→ Task details
Return the records in full, exactly as given.

→ Exercise inputs
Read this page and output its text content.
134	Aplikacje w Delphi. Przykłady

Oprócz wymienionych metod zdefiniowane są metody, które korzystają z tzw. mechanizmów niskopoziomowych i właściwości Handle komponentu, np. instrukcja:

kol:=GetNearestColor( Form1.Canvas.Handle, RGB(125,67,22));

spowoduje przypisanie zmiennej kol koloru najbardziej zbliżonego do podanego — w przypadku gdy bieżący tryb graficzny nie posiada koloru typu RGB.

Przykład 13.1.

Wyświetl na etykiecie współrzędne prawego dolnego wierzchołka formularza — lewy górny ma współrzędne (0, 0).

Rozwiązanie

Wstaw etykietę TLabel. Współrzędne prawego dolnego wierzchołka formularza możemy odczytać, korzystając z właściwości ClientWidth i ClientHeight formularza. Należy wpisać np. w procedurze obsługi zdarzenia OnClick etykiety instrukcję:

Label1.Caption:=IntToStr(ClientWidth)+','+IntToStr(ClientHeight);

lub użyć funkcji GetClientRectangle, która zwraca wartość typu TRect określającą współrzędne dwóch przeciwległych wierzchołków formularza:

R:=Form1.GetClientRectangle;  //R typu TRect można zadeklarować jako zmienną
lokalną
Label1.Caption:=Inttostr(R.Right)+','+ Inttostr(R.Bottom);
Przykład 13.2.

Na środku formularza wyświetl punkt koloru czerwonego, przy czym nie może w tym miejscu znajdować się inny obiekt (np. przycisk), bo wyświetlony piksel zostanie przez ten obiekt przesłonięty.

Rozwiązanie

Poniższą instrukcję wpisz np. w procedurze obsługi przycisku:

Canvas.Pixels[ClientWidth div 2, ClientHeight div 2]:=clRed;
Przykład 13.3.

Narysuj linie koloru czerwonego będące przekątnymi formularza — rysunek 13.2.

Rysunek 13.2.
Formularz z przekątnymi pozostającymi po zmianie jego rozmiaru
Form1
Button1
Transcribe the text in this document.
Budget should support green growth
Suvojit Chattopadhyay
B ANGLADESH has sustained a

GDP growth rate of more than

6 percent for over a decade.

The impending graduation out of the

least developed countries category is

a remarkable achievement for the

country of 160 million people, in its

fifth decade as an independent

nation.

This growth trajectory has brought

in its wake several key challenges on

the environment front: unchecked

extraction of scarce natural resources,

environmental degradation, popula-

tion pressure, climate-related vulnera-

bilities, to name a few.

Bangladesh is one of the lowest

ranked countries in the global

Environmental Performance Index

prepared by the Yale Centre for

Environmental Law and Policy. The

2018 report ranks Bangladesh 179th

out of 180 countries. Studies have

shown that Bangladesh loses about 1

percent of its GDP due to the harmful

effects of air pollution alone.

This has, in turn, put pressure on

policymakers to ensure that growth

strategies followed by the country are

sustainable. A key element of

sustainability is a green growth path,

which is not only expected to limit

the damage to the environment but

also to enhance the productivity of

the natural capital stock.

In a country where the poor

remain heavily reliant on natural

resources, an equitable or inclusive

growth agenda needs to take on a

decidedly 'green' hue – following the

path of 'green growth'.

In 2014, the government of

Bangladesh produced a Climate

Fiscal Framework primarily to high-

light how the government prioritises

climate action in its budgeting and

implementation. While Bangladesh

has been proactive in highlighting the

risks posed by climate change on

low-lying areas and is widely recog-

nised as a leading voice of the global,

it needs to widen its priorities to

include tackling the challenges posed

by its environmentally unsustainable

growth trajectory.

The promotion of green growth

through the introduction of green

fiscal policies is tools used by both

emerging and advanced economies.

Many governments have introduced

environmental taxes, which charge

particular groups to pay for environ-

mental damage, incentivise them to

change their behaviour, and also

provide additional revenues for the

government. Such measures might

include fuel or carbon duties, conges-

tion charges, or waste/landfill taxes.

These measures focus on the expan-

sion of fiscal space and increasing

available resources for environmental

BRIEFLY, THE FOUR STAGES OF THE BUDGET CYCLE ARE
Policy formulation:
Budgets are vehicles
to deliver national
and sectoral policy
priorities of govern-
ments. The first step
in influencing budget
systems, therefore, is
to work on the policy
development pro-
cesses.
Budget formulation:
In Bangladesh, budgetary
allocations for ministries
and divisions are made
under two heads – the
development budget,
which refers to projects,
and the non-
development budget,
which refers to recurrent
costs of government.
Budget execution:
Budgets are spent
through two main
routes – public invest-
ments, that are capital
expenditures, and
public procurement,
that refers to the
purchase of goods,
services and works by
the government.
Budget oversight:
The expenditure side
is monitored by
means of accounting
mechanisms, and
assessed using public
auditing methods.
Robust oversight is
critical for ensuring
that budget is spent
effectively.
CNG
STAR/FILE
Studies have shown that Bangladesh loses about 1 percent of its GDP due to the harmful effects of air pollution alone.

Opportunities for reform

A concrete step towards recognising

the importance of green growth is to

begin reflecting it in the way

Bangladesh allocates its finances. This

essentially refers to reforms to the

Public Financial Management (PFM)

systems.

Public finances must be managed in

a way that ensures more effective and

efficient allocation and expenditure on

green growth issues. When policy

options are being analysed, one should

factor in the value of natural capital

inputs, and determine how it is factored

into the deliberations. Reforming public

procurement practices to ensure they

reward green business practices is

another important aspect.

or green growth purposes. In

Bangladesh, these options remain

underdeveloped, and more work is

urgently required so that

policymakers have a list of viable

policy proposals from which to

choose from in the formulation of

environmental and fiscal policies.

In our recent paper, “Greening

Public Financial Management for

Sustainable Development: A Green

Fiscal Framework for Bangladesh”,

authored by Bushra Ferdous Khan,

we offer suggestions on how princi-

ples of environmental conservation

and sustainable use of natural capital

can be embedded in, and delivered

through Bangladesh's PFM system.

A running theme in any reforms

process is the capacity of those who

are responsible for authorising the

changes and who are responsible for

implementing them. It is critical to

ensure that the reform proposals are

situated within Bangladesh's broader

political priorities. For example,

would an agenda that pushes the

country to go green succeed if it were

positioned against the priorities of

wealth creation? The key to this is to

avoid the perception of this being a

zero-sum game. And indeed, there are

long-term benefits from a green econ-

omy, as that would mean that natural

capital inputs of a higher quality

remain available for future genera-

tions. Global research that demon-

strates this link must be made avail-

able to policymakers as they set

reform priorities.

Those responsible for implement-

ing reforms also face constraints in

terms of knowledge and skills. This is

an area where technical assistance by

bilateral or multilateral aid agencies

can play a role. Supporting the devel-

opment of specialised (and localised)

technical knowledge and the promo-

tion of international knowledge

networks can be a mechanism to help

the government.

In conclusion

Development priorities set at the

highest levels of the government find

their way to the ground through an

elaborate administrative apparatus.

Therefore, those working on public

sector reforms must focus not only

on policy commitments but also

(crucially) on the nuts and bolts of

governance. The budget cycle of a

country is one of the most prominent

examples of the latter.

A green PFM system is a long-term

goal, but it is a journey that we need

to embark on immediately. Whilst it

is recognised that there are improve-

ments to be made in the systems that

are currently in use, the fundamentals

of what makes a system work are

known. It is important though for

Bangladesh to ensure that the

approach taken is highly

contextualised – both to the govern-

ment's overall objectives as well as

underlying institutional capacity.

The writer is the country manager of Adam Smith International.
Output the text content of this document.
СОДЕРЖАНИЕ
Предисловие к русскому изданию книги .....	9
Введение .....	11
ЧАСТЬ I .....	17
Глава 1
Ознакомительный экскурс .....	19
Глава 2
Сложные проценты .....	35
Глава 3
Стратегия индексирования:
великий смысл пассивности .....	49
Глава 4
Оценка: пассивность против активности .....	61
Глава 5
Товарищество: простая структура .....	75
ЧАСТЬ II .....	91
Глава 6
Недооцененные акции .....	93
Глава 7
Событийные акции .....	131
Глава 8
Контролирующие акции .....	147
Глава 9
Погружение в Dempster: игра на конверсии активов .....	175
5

→ Completed exercise
Read this page and output its text content.
134	Aplikacje w Delphi. Przykłady

Oprócz wymienionych metod zdefiniowane są metody, które korzystają z tzw. mechanizmów niskopoziomowych i właściwości Handle komponentu, np. instrukcja:

kol:=GetNearestColor( Form1.Canvas.Handle, RGB(125,67,22));

spowoduje przypisanie zmiennej kol koloru najbardziej zbliżonego do podanego — w przypadku gdy bieżący tryb graficzny nie posiada koloru typu RGB.

Przykład 13.1.

Wyświetl na etykiecie współrzędne prawego dolnego wierzchołka formularza — lewy górny ma współrzędne (0, 0).

Rozwiązanie

Wstaw etykietę TLabel. Współrzędne prawego dolnego wierzchołka formularza możemy odczytać, korzystając z właściwości ClientWidth i ClientHeight formularza. Należy wpisać np. w procedurze obsługi zdarzenia OnClick etykiety instrukcję:

Label1.Caption:=IntToStr(ClientWidth)+','+IntToStr(ClientHeight);

lub użyć funkcji GetClientRectangle, która zwraca wartość typu TRect określającą współrzędne dwóch przeciwległych wierzchołków formularza:

R:=Form1.GetClientRectangle;  //R typu TRect można zadeklarować jako zmienną
lokalną
Label1.Caption:=Inttostr(R.Right)+','+ Inttostr(R.Bottom);
Przykład 13.2.

Na środku formularza wyświetl punkt koloru czerwonego, przy czym nie może w tym miejscu znajdować się inny obiekt (np. przycisk), bo wyświetlony piksel zostanie przez ten obiekt przesłonięty.

Rozwiązanie

Poniższą instrukcję wpisz np. w procedurze obsługi przycisku:

Canvas.Pixels[ClientWidth div 2, ClientHeight div 2]:=clRed;
Przykład 13.3.

Narysuj linie koloru czerwonego będące przekątnymi formularza — rysunek 13.2.

Rysunek 13.2.
Formularz z przekątnymi pozostającymi po zmianie jego rozmiaru
Form1
Button1
Transcribe the text in this document.
Budget should support green growth
Suvojit Chattopadhyay
B ANGLADESH has sustained a

GDP growth rate of more than

6 percent for over a decade.

The impending graduation out of the

least developed countries category is

a remarkable achievement for the

country of 160 million people, in its

fifth decade as an independent

nation.

This growth trajectory has brought

in its wake several key challenges on

the environment front: unchecked

extraction of scarce natural resources,

environmental degradation, popula-

tion pressure, climate-related vulnera-

bilities, to name a few.

Bangladesh is one of the lowest

ranked countries in the global

Environmental Performance Index

prepared by the Yale Centre for

Environmental Law and Policy. The

2018 report ranks Bangladesh 179th

out of 180 countries. Studies have

shown that Bangladesh loses about 1

percent of its GDP due to the harmful

effects of air pollution alone.

This has, in turn, put pressure on

policymakers to ensure that growth

strategies followed by the country are

sustainable. A key element of

sustainability is a green growth path,

which is not only expected to limit

the damage to the environment but

also to enhance the productivity of

the natural capital stock.

In a country where the poor

remain heavily reliant on natural

resources, an equitable or inclusive

growth agenda needs to take on a

decidedly 'green' hue – following the

path of 'green growth'.

In 2014, the government of

Bangladesh produced a Climate

Fiscal Framework primarily to high-

light how the government prioritises

climate action in its budgeting and

implementation. While Bangladesh

has been proactive in highlighting the

risks posed by climate change on

low-lying areas and is widely recog-

nised as a leading voice of the global,

it needs to widen its priorities to

include tackling the challenges posed

by its environmentally unsustainable

growth trajectory.

The promotion of green growth

through the introduction of green

fiscal policies is tools used by both

emerging and advanced economies.

Many governments have introduced

environmental taxes, which charge

particular groups to pay for environ-

mental damage, incentivise them to

change their behaviour, and also

provide additional revenues for the

government. Such measures might

include fuel or carbon duties, conges-

tion charges, or waste/landfill taxes.

These measures focus on the expan-

sion of fiscal space and increasing

available resources for environmental

BRIEFLY, THE FOUR STAGES OF THE BUDGET CYCLE ARE
Policy formulation:
Budgets are vehicles
to deliver national
and sectoral policy
priorities of govern-
ments. The first step
in influencing budget
systems, therefore, is
to work on the policy
development pro-
cesses.
Budget formulation:
In Bangladesh, budgetary
allocations for ministries
and divisions are made
under two heads – the
development budget,
which refers to projects,
and the non-
development budget,
which refers to recurrent
costs of government.
Budget execution:
Budgets are spent
through two main
routes – public invest-
ments, that are capital
expenditures, and
public procurement,
that refers to the
purchase of goods,
services and works by
the government.
Budget oversight:
The expenditure side
is monitored by
means of accounting
mechanisms, and
assessed using public
auditing methods.
Robust oversight is
critical for ensuring
that budget is spent
effectively.
CNG
STAR/FILE
Studies have shown that Bangladesh loses about 1 percent of its GDP due to the harmful effects of air pollution alone.

Opportunities for reform

A concrete step towards recognising

the importance of green growth is to

begin reflecting it in the way

Bangladesh allocates its finances. This

essentially refers to reforms to the

Public Financial Management (PFM)

systems.

Public finances must be managed in

a way that ensures more effective and

efficient allocation and expenditure on

green growth issues. When policy

options are being analysed, one should

factor in the value of natural capital

inputs, and determine how it is factored

into the deliberations. Reforming public

procurement practices to ensure they

reward green business practices is

another important aspect.

or green growth purposes. In

Bangladesh, these options remain

underdeveloped, and more work is

urgently required so that

policymakers have a list of viable

policy proposals from which to

choose from in the formulation of

environmental and fiscal policies.

In our recent paper, “Greening

Public Financial Management for

Sustainable Development: A Green

Fiscal Framework for Bangladesh”,

authored by Bushra Ferdous Khan,

we offer suggestions on how princi-

ples of environmental conservation

and sustainable use of natural capital

can be embedded in, and delivered

through Bangladesh's PFM system.

A running theme in any reforms

process is the capacity of those who

are responsible for authorising the

changes and who are responsible for

implementing them. It is critical to

ensure that the reform proposals are

situated within Bangladesh's broader

political priorities. For example,

would an agenda that pushes the

country to go green succeed if it were

positioned against the priorities of

wealth creation? The key to this is to

avoid the perception of this being a

zero-sum game. And indeed, there are

long-term benefits from a green econ-

omy, as that would mean that natural

capital inputs of a higher quality

remain available for future genera-

tions. Global research that demon-

strates this link must be made avail-

able to policymakers as they set

reform priorities.

Those responsible for implement-

ing reforms also face constraints in

terms of knowledge and skills. This is

an area where technical assistance by

bilateral or multilateral aid agencies

can play a role. Supporting the devel-

opment of specialised (and localised)

technical knowledge and the promo-

tion of international knowledge

networks can be a mechanism to help

the government.

In conclusion

Development priorities set at the

highest levels of the government find

their way to the ground through an

elaborate administrative apparatus.

Therefore, those working on public

sector reforms must focus not only

on policy commitments but also

(crucially) on the nuts and bolts of

governance. The budget cycle of a

country is one of the most prominent

examples of the latter.

A green PFM system is a long-term

goal, but it is a journey that we need

to embark on immediately. Whilst it

is recognised that there are improve-

ments to be made in the systems that

are currently in use, the fundamentals

of what makes a system work are

known. It is important though for

Bangladesh to ensure that the

approach taken is highly

contextualised – both to the govern-

ment's overall objectives as well as

underlying institutional capacity.

The writer is the country manager of Adam Smith International.
Output the text content of this document.
СОДЕРЖАНИЕ
Предисловие к русскому изданию книги .....	9
Введение .....	11
ЧАСТЬ I .....	17
Глава 1
Ознакомительный экскурс .....	19
Глава 2
Сложные проценты .....	35
Глава 3
Стратегия индексирования:
великий смысл пассивности .....	49
Глава 4
Оценка: пассивность против активности .....	61
Глава 5
Товарищество: простая структура .....	75
ЧАСТЬ II .....	91
Глава 6
Недооцененные акции .....	93
Глава 7
Событийные акции .....	131
Глава 8
Контролирующие акции .....	147
Глава 9
Погружение в Dempster: игра на конверсии активов .....	175
5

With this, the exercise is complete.